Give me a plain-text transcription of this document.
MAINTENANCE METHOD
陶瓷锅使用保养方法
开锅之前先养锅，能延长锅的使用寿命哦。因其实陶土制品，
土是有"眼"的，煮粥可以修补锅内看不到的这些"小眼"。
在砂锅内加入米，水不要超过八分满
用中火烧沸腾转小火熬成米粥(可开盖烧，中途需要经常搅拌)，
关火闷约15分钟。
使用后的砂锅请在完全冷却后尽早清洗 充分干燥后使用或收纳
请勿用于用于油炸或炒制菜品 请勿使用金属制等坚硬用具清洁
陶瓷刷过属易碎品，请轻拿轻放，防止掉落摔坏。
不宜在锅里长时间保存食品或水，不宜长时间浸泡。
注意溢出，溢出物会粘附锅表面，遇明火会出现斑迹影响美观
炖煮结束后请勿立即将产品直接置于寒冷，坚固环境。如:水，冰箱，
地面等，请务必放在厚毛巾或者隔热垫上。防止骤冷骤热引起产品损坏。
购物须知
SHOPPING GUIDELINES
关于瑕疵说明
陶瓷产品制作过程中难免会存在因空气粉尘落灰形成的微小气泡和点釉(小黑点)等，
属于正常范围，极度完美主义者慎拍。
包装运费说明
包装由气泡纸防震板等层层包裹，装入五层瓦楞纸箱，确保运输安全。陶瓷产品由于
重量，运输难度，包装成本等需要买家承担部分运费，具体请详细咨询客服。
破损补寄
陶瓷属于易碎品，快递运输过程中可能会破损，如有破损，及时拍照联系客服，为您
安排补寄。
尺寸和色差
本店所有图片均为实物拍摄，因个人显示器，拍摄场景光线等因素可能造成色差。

····················

**WHAT THIS TASK INVOLVES**.
Please reproduce each record precisely as written.

**RESPONSE BELOW**.
Give me a plain-text transcription of this document.
MAINTENANCE METHOD
陶瓷锅使用保养方法
开锅之前先养锅，能延长锅的使用寿命哦。因其实陶土制品，
土是有"眼"的，煮粥可以修补锅内看不到的这些"小眼"。
在砂锅内加入米，水不要超过八分满
用中火烧沸腾转小火熬成米粥(可开盖烧，中途需要经常搅拌)，
关火闷约15分钟。
使用后的砂锅请在完全冷却后尽早清洗 充分干燥后使用或收纳
请勿用于用于油炸或炒制菜品 请勿使用金属制等坚硬用具清洁
陶瓷刷过属易碎品，请轻拿轻放，防止掉落摔坏。
不宜在锅里长时间保存食品或水，不宜长时间浸泡。
注意溢出，溢出物会粘附锅表面，遇明火会出现斑迹影响美观
炖煮结束后请勿立即将产品直接置于寒冷，坚固环境。如:水，冰箱，
地面等，请务必放在厚毛巾或者隔热垫上。防止骤冷骤热引起产品损坏。
购物须知
SHOPPING GUIDELINES
关于瑕疵说明
陶瓷产品制作过程中难免会存在因空气粉尘落灰形成的微小气泡和点釉(小黑点)等，
属于正常范围，极度完美主义者慎拍。
包装运费说明
包装由气泡纸防震板等层层包裹，装入五层瓦楞纸箱，确保运输安全。陶瓷产品由于
重量，运输难度，包装成本等需要买家承担部分运费，具体请详细咨询客服。
破损补寄
陶瓷属于易碎品，快递运输过程中可能会破损，如有破损，及时拍照联系客服，为您
安排补寄。
尺寸和色差
本店所有图片均为实物拍摄，因个人显示器，拍摄场景光线等因素可能造成色差。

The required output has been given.